start

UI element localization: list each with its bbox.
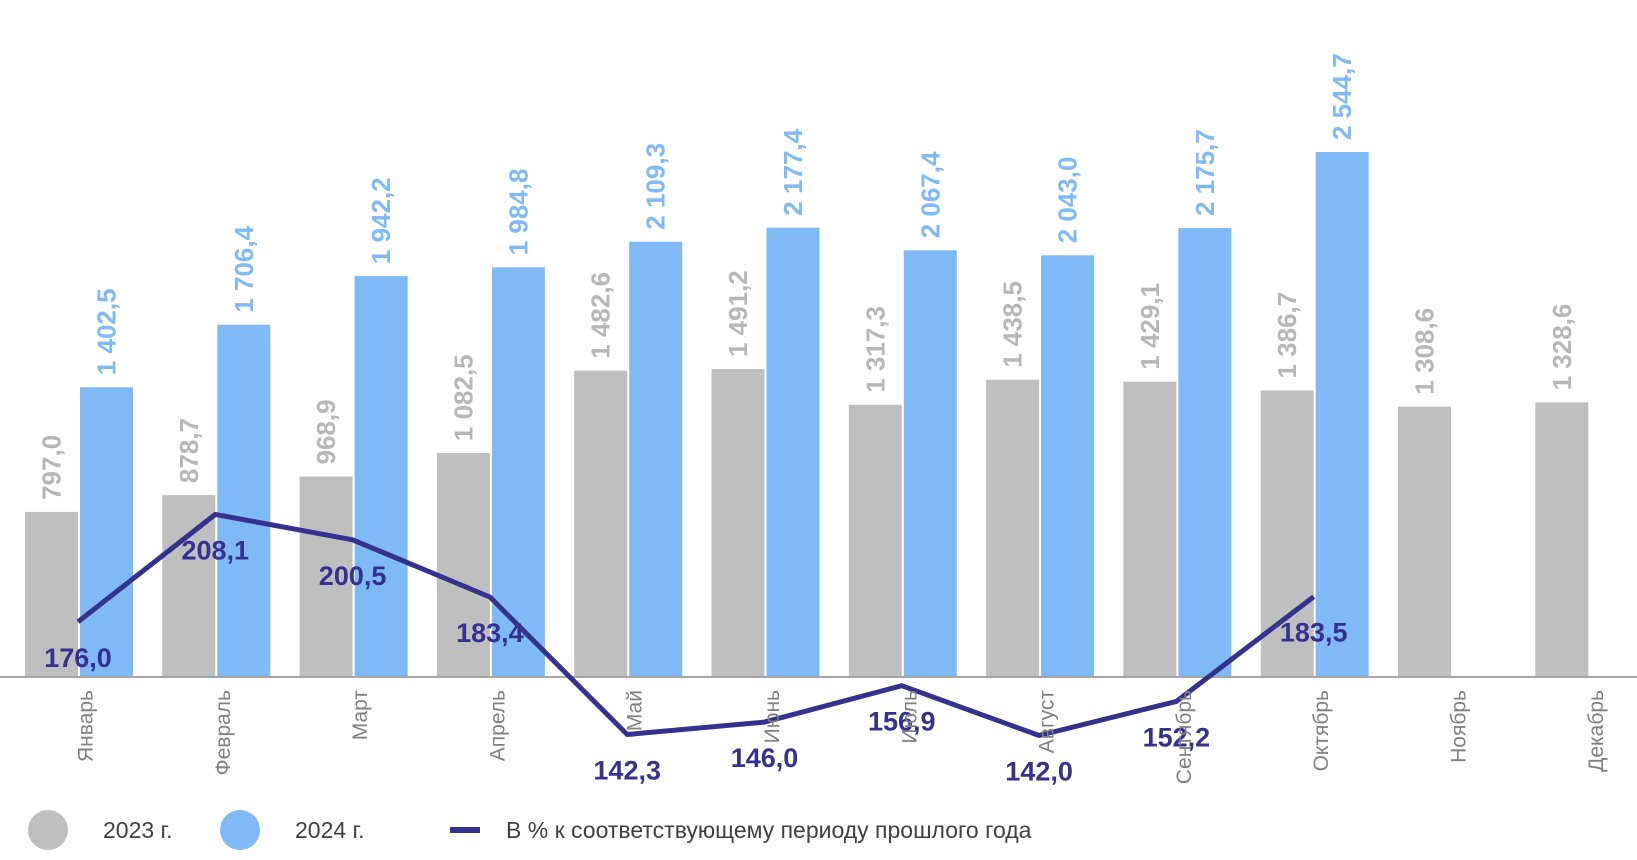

end
start

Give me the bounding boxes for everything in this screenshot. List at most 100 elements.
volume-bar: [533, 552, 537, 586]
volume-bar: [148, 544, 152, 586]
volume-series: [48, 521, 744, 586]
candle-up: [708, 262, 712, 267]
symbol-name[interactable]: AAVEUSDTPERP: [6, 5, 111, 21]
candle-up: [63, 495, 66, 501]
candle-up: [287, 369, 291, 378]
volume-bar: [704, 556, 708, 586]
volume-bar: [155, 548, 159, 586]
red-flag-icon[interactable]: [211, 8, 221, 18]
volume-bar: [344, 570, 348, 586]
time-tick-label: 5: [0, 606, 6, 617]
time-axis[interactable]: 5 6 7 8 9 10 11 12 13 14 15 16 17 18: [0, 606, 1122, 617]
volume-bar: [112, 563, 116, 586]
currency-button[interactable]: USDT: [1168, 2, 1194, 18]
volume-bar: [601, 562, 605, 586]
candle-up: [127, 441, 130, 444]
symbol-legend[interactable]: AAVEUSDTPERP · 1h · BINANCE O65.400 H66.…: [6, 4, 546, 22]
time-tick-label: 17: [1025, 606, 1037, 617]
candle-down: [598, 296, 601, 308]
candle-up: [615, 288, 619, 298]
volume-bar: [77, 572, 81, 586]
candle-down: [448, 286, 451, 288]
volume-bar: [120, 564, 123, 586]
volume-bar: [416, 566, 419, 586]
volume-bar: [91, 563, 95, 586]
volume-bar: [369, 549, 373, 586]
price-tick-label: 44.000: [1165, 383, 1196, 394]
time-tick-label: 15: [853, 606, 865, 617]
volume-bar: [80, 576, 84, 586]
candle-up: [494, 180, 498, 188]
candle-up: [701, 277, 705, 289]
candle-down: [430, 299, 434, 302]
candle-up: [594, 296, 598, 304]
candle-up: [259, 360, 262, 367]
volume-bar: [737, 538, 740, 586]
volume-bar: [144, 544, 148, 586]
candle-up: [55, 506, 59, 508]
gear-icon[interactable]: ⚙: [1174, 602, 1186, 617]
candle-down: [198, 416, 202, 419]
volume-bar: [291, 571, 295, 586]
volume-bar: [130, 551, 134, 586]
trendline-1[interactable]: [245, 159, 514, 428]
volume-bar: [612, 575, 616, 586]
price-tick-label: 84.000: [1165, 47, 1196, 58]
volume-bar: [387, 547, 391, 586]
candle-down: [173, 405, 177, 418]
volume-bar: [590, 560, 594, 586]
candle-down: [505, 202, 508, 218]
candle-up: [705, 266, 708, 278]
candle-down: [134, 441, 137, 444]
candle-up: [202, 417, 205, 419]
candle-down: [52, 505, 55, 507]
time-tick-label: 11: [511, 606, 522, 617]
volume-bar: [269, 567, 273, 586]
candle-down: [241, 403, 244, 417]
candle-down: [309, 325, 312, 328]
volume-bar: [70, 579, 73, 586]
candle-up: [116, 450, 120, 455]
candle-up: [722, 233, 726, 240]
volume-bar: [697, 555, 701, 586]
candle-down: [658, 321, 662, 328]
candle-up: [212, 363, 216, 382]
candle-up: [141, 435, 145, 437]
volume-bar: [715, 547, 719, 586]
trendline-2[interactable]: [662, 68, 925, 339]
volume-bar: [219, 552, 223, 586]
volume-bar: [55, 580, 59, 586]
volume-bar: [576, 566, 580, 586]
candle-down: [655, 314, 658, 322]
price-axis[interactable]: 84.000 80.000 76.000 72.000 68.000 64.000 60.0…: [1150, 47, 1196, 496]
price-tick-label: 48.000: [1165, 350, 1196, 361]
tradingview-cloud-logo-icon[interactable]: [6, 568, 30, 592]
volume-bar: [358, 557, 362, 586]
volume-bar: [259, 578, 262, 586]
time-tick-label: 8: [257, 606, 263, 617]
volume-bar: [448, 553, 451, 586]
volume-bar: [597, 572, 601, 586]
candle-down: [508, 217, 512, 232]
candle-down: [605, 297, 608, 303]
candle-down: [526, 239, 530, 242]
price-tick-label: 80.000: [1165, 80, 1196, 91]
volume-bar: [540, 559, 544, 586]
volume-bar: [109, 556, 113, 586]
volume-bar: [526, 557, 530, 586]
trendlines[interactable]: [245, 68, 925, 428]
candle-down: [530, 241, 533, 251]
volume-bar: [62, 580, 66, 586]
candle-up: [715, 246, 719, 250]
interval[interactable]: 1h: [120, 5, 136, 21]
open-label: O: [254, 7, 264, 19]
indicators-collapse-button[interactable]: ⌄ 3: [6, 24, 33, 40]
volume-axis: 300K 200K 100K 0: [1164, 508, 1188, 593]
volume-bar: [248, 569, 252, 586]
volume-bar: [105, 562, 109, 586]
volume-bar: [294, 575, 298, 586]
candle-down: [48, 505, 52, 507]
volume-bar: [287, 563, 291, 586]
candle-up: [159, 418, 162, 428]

end

# [Problem description]
Copy the lines from the one containing "Give me the" through the one containing "volume-bar: [130, 551, 134, 586]", changing every "candle-up" to "bullish-candle" and leaving everything else as it is.

# [Task solution]
Give me the bounding boxes for everything in this screenshot. List at most 100 elements.
volume-bar: [533, 552, 537, 586]
volume-bar: [148, 544, 152, 586]
volume-series: [48, 521, 744, 586]
bullish-candle: [708, 262, 712, 267]
symbol-name[interactable]: AAVEUSDTPERP: [6, 5, 111, 21]
bullish-candle: [63, 495, 66, 501]
bullish-candle: [287, 369, 291, 378]
volume-bar: [704, 556, 708, 586]
volume-bar: [155, 548, 159, 586]
red-flag-icon[interactable]: [211, 8, 221, 18]
volume-bar: [344, 570, 348, 586]
time-tick-label: 5: [0, 606, 6, 617]
time-axis[interactable]: 5 6 7 8 9 10 11 12 13 14 15 16 17 18: [0, 606, 1122, 617]
volume-bar: [112, 563, 116, 586]
currency-button[interactable]: USDT: [1168, 2, 1194, 18]
volume-bar: [601, 562, 605, 586]
bullish-candle: [127, 441, 130, 444]
symbol-legend[interactable]: AAVEUSDTPERP · 1h · BINANCE O65.400 H66.…: [6, 4, 546, 22]
time-tick-label: 17: [1025, 606, 1037, 617]
candle-down: [598, 296, 601, 308]
bullish-candle: [615, 288, 619, 298]
volume-bar: [77, 572, 81, 586]
candle-down: [448, 286, 451, 288]
volume-bar: [120, 564, 123, 586]
volume-bar: [416, 566, 419, 586]
volume-bar: [91, 563, 95, 586]
volume-bar: [369, 549, 373, 586]
price-tick-label: 44.000: [1165, 383, 1196, 394]
time-tick-label: 15: [853, 606, 865, 617]
volume-bar: [80, 576, 84, 586]
bullish-candle: [494, 180, 498, 188]
bullish-candle: [701, 277, 705, 289]
candle-down: [430, 299, 434, 302]
bullish-candle: [594, 296, 598, 304]
bullish-candle: [259, 360, 262, 367]
volume-bar: [737, 538, 740, 586]
volume-bar: [144, 544, 148, 586]
bullish-candle: [55, 506, 59, 508]
gear-icon[interactable]: ⚙: [1174, 602, 1186, 617]
candle-down: [198, 416, 202, 419]
volume-bar: [291, 571, 295, 586]
volume-bar: [130, 551, 134, 586]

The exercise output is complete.